### Data entries for graphics:
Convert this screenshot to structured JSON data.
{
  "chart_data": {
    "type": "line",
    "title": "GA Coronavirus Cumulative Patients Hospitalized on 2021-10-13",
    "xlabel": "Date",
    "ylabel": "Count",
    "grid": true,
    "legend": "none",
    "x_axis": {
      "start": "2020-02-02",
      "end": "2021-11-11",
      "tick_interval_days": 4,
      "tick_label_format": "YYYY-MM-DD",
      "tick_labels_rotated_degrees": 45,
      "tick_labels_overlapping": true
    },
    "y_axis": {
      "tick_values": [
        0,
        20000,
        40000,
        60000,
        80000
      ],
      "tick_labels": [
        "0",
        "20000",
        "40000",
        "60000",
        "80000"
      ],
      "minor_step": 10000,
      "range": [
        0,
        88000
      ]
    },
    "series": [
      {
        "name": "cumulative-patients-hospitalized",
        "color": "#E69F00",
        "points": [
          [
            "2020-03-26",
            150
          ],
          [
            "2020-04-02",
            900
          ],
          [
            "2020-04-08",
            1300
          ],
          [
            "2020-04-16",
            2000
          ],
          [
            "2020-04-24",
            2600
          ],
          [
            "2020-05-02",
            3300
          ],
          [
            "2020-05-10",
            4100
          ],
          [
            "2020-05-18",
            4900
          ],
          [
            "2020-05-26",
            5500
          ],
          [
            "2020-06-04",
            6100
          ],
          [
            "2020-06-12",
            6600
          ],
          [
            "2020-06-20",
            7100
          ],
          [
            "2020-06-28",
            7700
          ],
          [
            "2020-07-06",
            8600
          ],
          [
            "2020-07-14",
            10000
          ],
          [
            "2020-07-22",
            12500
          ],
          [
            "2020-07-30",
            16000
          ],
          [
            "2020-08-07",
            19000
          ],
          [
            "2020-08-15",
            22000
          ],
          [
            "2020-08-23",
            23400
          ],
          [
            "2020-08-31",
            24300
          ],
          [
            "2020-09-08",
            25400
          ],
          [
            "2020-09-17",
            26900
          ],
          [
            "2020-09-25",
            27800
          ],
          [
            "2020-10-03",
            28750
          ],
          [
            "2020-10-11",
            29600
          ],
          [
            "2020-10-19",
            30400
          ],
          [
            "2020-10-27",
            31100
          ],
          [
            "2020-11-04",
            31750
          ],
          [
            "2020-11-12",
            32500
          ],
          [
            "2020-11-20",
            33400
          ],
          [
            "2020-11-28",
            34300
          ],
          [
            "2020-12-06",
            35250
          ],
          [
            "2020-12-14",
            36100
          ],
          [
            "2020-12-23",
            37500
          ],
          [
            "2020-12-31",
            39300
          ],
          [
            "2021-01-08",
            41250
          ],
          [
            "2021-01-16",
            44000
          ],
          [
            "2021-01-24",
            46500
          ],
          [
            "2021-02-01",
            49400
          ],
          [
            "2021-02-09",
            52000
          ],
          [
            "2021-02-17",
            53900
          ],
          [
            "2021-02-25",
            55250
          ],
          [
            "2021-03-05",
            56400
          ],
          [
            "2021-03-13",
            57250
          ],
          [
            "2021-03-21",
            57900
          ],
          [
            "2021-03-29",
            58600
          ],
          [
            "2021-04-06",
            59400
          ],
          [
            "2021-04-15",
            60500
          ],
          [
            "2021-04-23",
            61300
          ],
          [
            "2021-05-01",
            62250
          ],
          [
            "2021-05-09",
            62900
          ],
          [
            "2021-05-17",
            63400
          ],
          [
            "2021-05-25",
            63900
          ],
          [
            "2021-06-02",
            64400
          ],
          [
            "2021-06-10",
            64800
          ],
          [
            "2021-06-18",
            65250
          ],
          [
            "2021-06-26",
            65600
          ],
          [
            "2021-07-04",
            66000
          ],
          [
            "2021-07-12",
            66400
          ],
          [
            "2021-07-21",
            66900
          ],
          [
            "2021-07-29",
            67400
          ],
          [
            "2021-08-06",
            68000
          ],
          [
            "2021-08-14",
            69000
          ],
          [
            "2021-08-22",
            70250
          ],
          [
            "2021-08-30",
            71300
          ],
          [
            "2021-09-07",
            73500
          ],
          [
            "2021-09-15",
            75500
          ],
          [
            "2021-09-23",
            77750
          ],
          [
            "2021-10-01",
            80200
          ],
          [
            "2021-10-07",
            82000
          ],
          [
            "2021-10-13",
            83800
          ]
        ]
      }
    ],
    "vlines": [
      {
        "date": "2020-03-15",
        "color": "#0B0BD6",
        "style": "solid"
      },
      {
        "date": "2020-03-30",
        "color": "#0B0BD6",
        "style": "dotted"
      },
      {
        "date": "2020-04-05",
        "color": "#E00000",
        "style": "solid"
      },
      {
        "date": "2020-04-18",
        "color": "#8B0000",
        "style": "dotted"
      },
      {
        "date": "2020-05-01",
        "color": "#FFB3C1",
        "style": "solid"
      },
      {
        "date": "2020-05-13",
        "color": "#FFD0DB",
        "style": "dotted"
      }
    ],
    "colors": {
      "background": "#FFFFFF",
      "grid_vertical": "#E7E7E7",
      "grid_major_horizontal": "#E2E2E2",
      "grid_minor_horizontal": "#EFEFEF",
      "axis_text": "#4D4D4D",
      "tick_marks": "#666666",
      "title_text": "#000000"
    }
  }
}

### PROBLEM DETAILS:
Repeat the records above exactly.

### RESULT OF THIS TASK:
Convert this screenshot to structured JSON data.
{
  "chart_data": {
    "type": "line",
    "title": "GA Coronavirus Cumulative Patients Hospitalized on 2021-10-13",
    "xlabel": "Date",
    "ylabel": "Count",
    "grid": true,
    "legend": "none",
    "x_axis": {
      "start": "2020-02-02",
      "end": "2021-11-11",
      "tick_interval_days": 4,
      "tick_label_format": "YYYY-MM-DD",
      "tick_labels_rotated_degrees": 45,
      "tick_labels_overlapping": true
    },
    "y_axis": {
      "tick_values": [
        0,
        20000,
        40000,
        60000,
        80000
      ],
      "tick_labels": [
        "0",
        "20000",
        "40000",
        "60000",
        "80000"
      ],
      "minor_step": 10000,
      "range": [
        0,
        88000
      ]
    },
    "series": [
      {
        "name": "cumulative-patients-hospitalized",
        "color": "#E69F00",
        "points": [
          [
            "2020-03-26",
            150
          ],
          [
            "2020-04-02",
            900
          ],
          [
            "2020-04-08",
            1300
          ],
          [
            "2020-04-16",
            2000
          ],
          [
            "2020-04-24",
            2600
          ],
          [
            "2020-05-02",
            3300
          ],
          [
            "2020-05-10",
            4100
          ],
          [
            "2020-05-18",
            4900
          ],
          [
            "2020-05-26",
            5500
          ],
          [
            "2020-06-04",
            6100
          ],
          [
            "2020-06-12",
            6600
          ],
          [
            "2020-06-20",
            7100
          ],
          [
            "2020-06-28",
            7700
          ],
          [
            "2020-07-06",
            8600
          ],
          [
            "2020-07-14",
            10000
          ],
          [
            "2020-07-22",
            12500
          ],
          [
            "2020-07-30",
            16000
          ],
          [
            "2020-08-07",
            19000
          ],
          [
            "2020-08-15",
            22000
          ],
          [
            "2020-08-23",
            23400
          ],
          [
            "2020-08-31",
            24300
          ],
          [
            "2020-09-08",
            25400
          ],
          [
            "2020-09-17",
            26900
          ],
          [
            "2020-09-25",
            27800
          ],
          [
            "2020-10-03",
            28750
          ],
          [
            "2020-10-11",
            29600
          ],
          [
            "2020-10-19",
            30400
          ],
          [
            "2020-10-27",
            31100
          ],
          [
            "2020-11-04",
            31750
          ],
          [
            "2020-11-12",
            32500
          ],
          [
            "2020-11-20",
            33400
          ],
          [
            "2020-11-28",
            34300
          ],
          [
            "2020-12-06",
            35250
          ],
          [
            "2020-12-14",
            36100
          ],
          [
            "2020-12-23",
            37500
          ],
          [
            "2020-12-31",
            39300
          ],
          [
            "2021-01-08",
            41250
          ],
          [
            "2021-01-16",
            44000
          ],
          [
            "2021-01-24",
            46500
          ],
          [
            "2021-02-01",
            49400
          ],
          [
            "2021-02-09",
            52000
          ],
          [
            "2021-02-17",
            53900
          ],
          [
            "2021-02-25",
            55250
          ],
          [
            "2021-03-05",
            56400
          ],
          [
            "2021-03-13",
            57250
          ],
          [
            "2021-03-21",
            57900
          ],
          [
            "2021-03-29",
            58600
          ],
          [
            "2021-04-06",
            59400
          ],
          [
            "2021-04-15",
            60500
          ],
          [
            "2021-04-23",
            61300
          ],
          [
            "2021-05-01",
            62250
          ],
          [
            "2021-05-09",
            62900
          ],
          [
            "2021-05-17",
            63400
          ],
          [
            "2021-05-25",
            63900
          ],
          [
            "2021-06-02",
            64400
          ],
          [
            "2021-06-10",
            64800
          ],
          [
            "2021-06-18",
            65250
          ],
          [
            "2021-06-26",
            65600
          ],
          [
            "2021-07-04",
            66000
          ],
          [
            "2021-07-12",
            66400
          ],
          [
            "2021-07-21",
            66900
          ],
          [
            "2021-07-29",
            67400
          ],
          [
            "2021-08-06",
            68000
          ],
          [
            "2021-08-14",
            69000
          ],
          [
            "2021-08-22",
            70250
          ],
          [
            "2021-08-30",
            71300
          ],
          [
            "2021-09-07",
            73500
          ],
          [
            "2021-09-15",
            75500
          ],
          [
            "2021-09-23",
            77750
          ],
          [
            "2021-10-01",
            80200
          ],
          [
            "2021-10-07",
            82000
          ],
          [
            "2021-10-13",
            83800
          ]
        ]
      }
    ],
    "vlines": [
      {
        "date": "2020-03-15",
        "color": "#0B0BD6",
        "style": "solid"
      },
      {
        "date": "2020-03-30",
        "color": "#0B0BD6",
        "style": "dotted"
      },
      {
        "date": "2020-04-05",
        "color": "#E00000",
        "style": "solid"
      },
      {
        "date": "2020-04-18",
        "color": "#8B0000",
        "style": "dotted"
      },
      {
        "date": "2020-05-01",
        "color": "#FFB3C1",
        "style": "solid"
      },
      {
        "date": "2020-05-13",
        "color": "#FFD0DB",
        "style": "dotted"
      }
    ],
    "colors": {
      "background": "#FFFFFF",
      "grid_vertical": "#E7E7E7",
      "grid_major_horizontal": "#E2E2E2",
      "grid_minor_horizontal": "#EFEFEF",
      "axis_text": "#4D4D4D",
      "tick_marks": "#666666",
      "title_text": "#000000"
    }
  }
}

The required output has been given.